> **Work to do**
Write out all of the records precisely. Skip anything that is a picture.

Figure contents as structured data
──────────
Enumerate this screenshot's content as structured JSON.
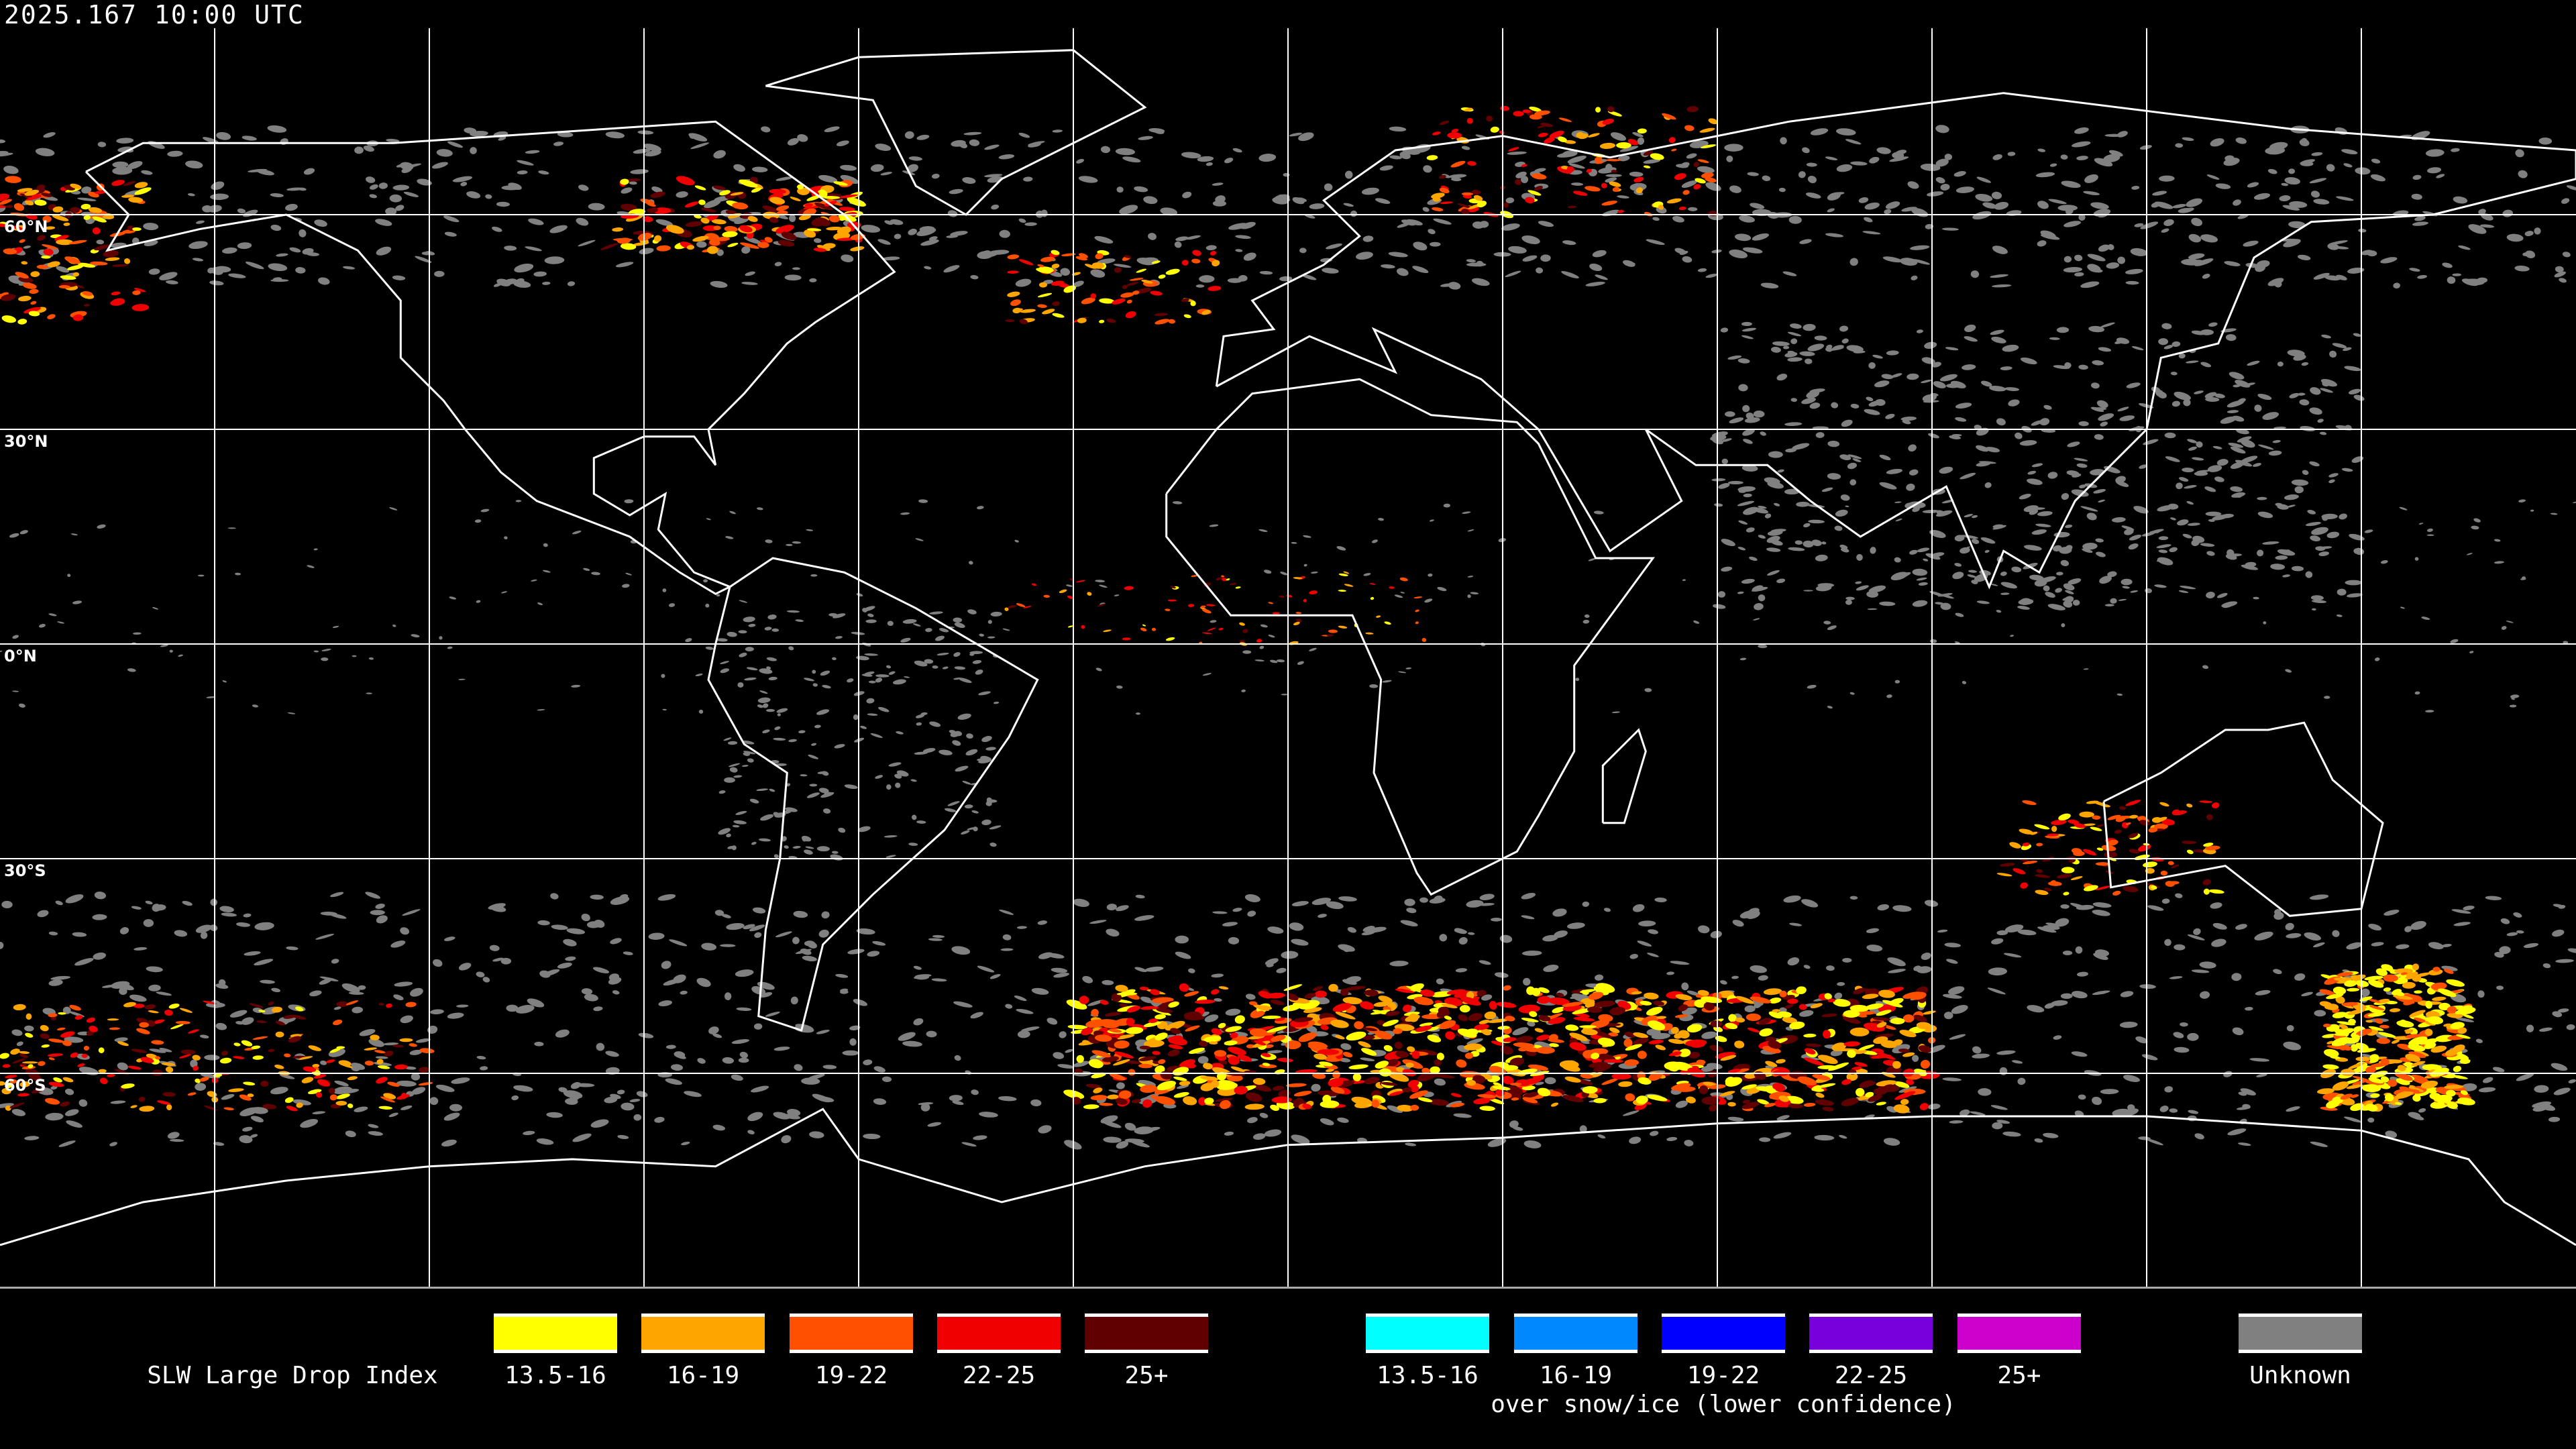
{
  "header": {
    "timestamp": "2025.167 10:00 UTC"
  },
  "map": {
    "projection": "equirectangular",
    "lon_range": [
      -180,
      180
    ],
    "lat_range": [
      -90,
      90
    ],
    "graticule_step_deg": 30,
    "lat_labels": [
      "60°N",
      "30°N",
      "0°N",
      "30°S",
      "60°S"
    ]
  },
  "legend": {
    "title": "SLW Large Drop Index",
    "primary": [
      {
        "label": "13.5-16",
        "color": "#ffff00"
      },
      {
        "label": "16-19",
        "color": "#ffa500"
      },
      {
        "label": "19-22",
        "color": "#ff5000"
      },
      {
        "label": "22-25",
        "color": "#f00000"
      },
      {
        "label": "25+",
        "color": "#600000"
      }
    ],
    "snow_ice": [
      {
        "label": "13.5-16",
        "color": "#00ffff"
      },
      {
        "label": "16-19",
        "color": "#0088ff"
      },
      {
        "label": "19-22",
        "color": "#0000ff"
      },
      {
        "label": "22-25",
        "color": "#7700dd"
      },
      {
        "label": "25+",
        "color": "#cc00cc"
      }
    ],
    "snow_ice_caption": "over snow/ice (lower confidence)",
    "unknown": {
      "label": "Unknown",
      "color": "#808080"
    }
  }
}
──────────
> **Task response**
Enumerate this screenshot's content as structured JSON.
{
  "header": {
    "timestamp": "2025.167 10:00 UTC"
  },
  "map": {
    "projection": "equirectangular",
    "lon_range": [
      -180,
      180
    ],
    "lat_range": [
      -90,
      90
    ],
    "graticule_step_deg": 30,
    "lat_labels": [
      "60°N",
      "30°N",
      "0°N",
      "30°S",
      "60°S"
    ]
  },
  "legend": {
    "title": "SLW Large Drop Index",
    "primary": [
      {
        "label": "13.5-16",
        "color": "#ffff00"
      },
      {
        "label": "16-19",
        "color": "#ffa500"
      },
      {
        "label": "19-22",
        "color": "#ff5000"
      },
      {
        "label": "22-25",
        "color": "#f00000"
      },
      {
        "label": "25+",
        "color": "#600000"
      }
    ],
    "snow_ice": [
      {
        "label": "13.5-16",
        "color": "#00ffff"
      },
      {
        "label": "16-19",
        "color": "#0088ff"
      },
      {
        "label": "19-22",
        "color": "#0000ff"
      },
      {
        "label": "22-25",
        "color": "#7700dd"
      },
      {
        "label": "25+",
        "color": "#cc00cc"
      }
    ],
    "snow_ice_caption": "over snow/ice (lower confidence)",
    "unknown": {
      "label": "Unknown",
      "color": "#808080"
    }
  }
}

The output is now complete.